● Set exercise
The records that follow are to be transcribed in full, without their images.

(Dataset rows)

>> start

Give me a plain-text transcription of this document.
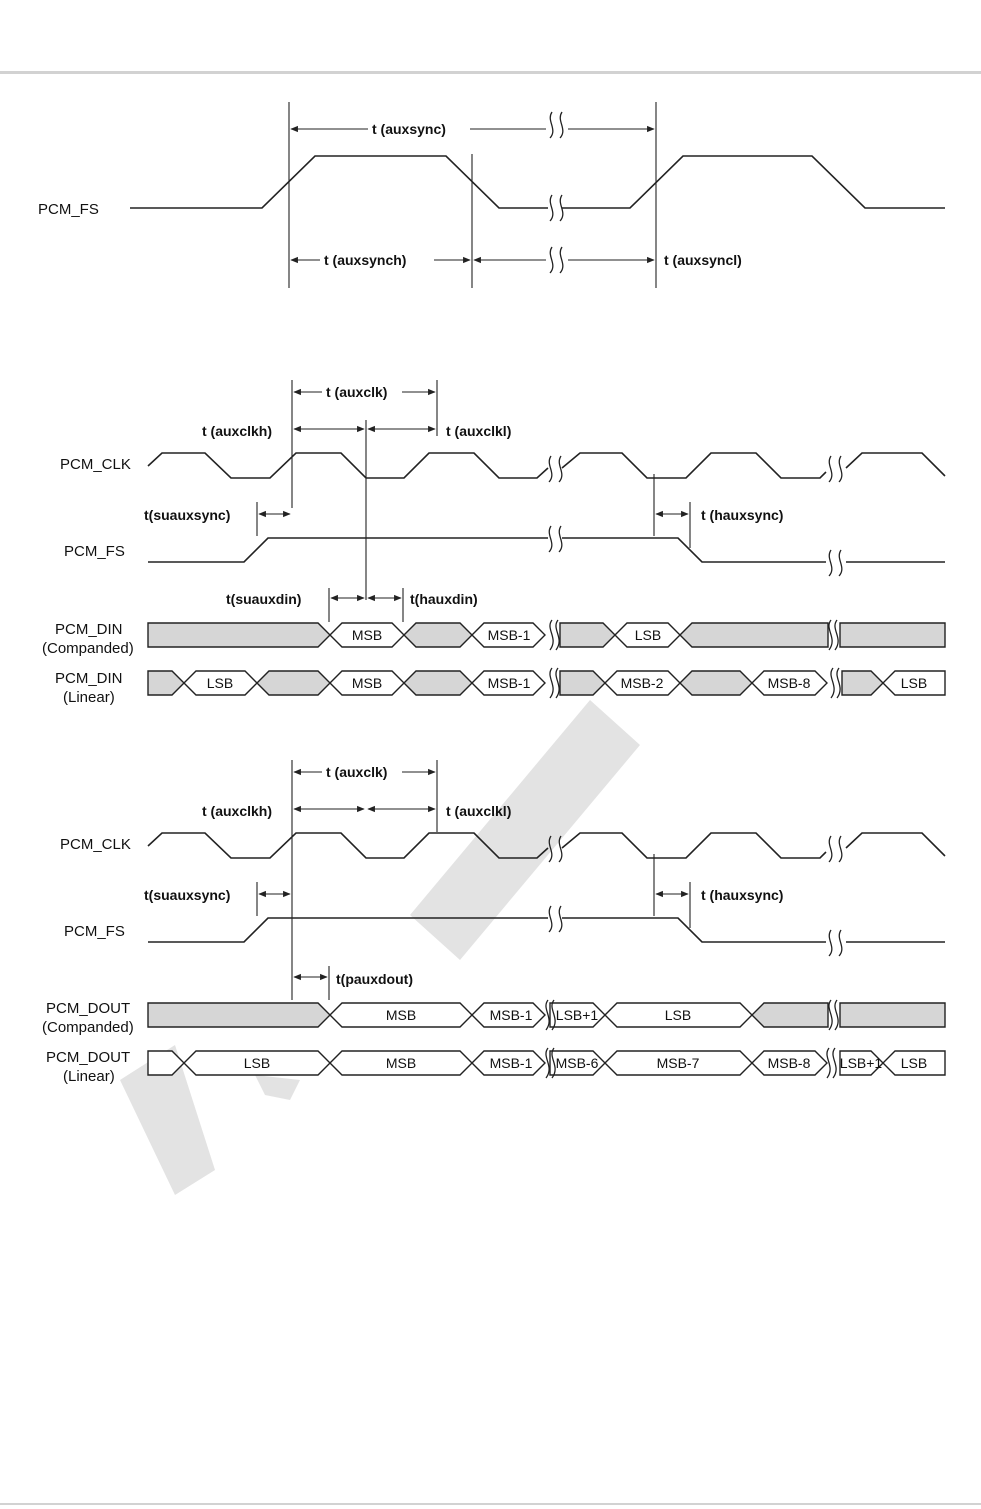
PCM_FS
t (auxsync)
t (auxsynch)	t (auxsyncl)
t (auxclk)
t (auxclkh)	t (auxclkl)
PCM_CLK
t(suauxsync)	t (hauxsync)
PCM_FS
t(suauxdin)	t(hauxdin)
PCM_DIN
(Companded)
MSB	MSB-1	LSB
PCM_DIN
(Linear)
LSB	MSB	MSB-1	MSB-2	MSB-8	LSB
t (auxclk)
t (auxclkh)	t (auxclkl)
PCM_CLK
t(suauxsync)	t (hauxsync)
PCM_FS
t(pauxdout)
PCM_DOUT
(Companded)
MSB	MSB-1 LSB+1	LSB
PCM_DOUT
(Linear)
LSB	MSB	MSB-1 MSB-6	MSB-7	MSB-8 LSB+1 LSB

>> end

● The result
Give me a plain-text transcription of this document.
PCM_FS
t (auxsync)
t (auxsynch)	t (auxsyncl)
t (auxclk)
t (auxclkh)	t (auxclkl)
PCM_CLK
t(suauxsync)	t (hauxsync)
PCM_FS
t(suauxdin)	t(hauxdin)
PCM_DIN
(Companded)
MSB	MSB-1	LSB
PCM_DIN
(Linear)
LSB	MSB	MSB-1	MSB-2	MSB-8	LSB
t (auxclk)
t (auxclkh)	t (auxclkl)
PCM_CLK
t(suauxsync)	t (hauxsync)
PCM_FS
t(pauxdout)
PCM_DOUT
(Companded)
MSB	MSB-1 LSB+1	LSB
PCM_DOUT
(Linear)
LSB	MSB	MSB-1 MSB-6	MSB-7	MSB-8 LSB+1 LSB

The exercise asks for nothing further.